**REQUIRED TASK**
Print all the records exactly, please.

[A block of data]
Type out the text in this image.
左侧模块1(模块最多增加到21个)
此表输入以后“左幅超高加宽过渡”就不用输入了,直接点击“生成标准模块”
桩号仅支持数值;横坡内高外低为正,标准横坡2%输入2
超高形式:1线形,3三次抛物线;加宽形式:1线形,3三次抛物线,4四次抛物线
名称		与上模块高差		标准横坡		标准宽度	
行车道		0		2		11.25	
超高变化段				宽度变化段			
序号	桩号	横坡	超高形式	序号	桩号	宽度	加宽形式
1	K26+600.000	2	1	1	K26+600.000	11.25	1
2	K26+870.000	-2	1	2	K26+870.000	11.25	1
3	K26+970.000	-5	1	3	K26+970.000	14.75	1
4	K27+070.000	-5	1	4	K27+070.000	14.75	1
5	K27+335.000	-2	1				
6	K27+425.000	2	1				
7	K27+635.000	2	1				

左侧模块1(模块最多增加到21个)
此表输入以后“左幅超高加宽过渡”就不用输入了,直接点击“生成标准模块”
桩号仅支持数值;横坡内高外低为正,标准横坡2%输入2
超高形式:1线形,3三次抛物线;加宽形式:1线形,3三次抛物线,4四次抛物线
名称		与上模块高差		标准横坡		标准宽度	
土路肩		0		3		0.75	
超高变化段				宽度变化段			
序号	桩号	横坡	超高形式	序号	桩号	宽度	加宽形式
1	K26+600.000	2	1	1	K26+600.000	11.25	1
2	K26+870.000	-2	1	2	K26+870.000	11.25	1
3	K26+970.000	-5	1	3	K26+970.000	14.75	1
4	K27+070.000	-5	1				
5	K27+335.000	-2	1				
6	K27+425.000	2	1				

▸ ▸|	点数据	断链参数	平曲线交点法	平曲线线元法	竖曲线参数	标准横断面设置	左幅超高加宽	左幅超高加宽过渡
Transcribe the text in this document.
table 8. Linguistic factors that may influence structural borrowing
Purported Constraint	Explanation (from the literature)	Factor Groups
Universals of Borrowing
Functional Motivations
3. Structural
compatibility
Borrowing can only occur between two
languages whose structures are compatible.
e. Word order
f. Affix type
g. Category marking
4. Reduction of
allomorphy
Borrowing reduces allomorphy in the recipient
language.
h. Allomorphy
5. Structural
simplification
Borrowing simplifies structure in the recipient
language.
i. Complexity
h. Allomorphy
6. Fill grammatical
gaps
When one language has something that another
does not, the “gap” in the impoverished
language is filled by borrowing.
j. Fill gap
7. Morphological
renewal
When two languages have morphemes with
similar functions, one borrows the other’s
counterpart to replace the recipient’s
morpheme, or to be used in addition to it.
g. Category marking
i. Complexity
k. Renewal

**FINAL RESULT**
Type out the text in this image.
左侧模块1(模块最多增加到21个)
此表输入以后“左幅超高加宽过渡”就不用输入了,直接点击“生成标准模块”
桩号仅支持数值;横坡内高外低为正,标准横坡2%输入2
超高形式:1线形,3三次抛物线;加宽形式:1线形,3三次抛物线,4四次抛物线
名称		与上模块高差		标准横坡		标准宽度	
行车道		0		2		11.25	
超高变化段				宽度变化段			
序号	桩号	横坡	超高形式	序号	桩号	宽度	加宽形式
1	K26+600.000	2	1	1	K26+600.000	11.25	1
2	K26+870.000	-2	1	2	K26+870.000	11.25	1
3	K26+970.000	-5	1	3	K26+970.000	14.75	1
4	K27+070.000	-5	1	4	K27+070.000	14.75	1
5	K27+335.000	-2	1				
6	K27+425.000	2	1				
7	K27+635.000	2	1				

左侧模块1(模块最多增加到21个)
此表输入以后“左幅超高加宽过渡”就不用输入了,直接点击“生成标准模块”
桩号仅支持数值;横坡内高外低为正,标准横坡2%输入2
超高形式:1线形,3三次抛物线;加宽形式:1线形,3三次抛物线,4四次抛物线
名称		与上模块高差		标准横坡		标准宽度	
土路肩		0		3		0.75	
超高变化段				宽度变化段			
序号	桩号	横坡	超高形式	序号	桩号	宽度	加宽形式
1	K26+600.000	2	1	1	K26+600.000	11.25	1
2	K26+870.000	-2	1	2	K26+870.000	11.25	1
3	K26+970.000	-5	1	3	K26+970.000	14.75	1
4	K27+070.000	-5	1				
5	K27+335.000	-2	1				
6	K27+425.000	2	1				

▸ ▸|	点数据	断链参数	平曲线交点法	平曲线线元法	竖曲线参数	标准横断面设置	左幅超高加宽	左幅超高加宽过渡
Transcribe the text in this document.
table 8. Linguistic factors that may influence structural borrowing
Purported Constraint	Explanation (from the literature)	Factor Groups
Universals of Borrowing
Functional Motivations
3. Structural
compatibility
Borrowing can only occur between two
languages whose structures are compatible.
e. Word order
f. Affix type
g. Category marking
4. Reduction of
allomorphy
Borrowing reduces allomorphy in the recipient
language.
h. Allomorphy
5. Structural
simplification
Borrowing simplifies structure in the recipient
language.
i. Complexity
h. Allomorphy
6. Fill grammatical
gaps
When one language has something that another
does not, the “gap” in the impoverished
language is filled by borrowing.
j. Fill gap
7. Morphological
renewal
When two languages have morphemes with
similar functions, one borrows the other’s
counterpart to replace the recipient’s
morpheme, or to be used in addition to it.
g. Category marking
i. Complexity
k. Renewal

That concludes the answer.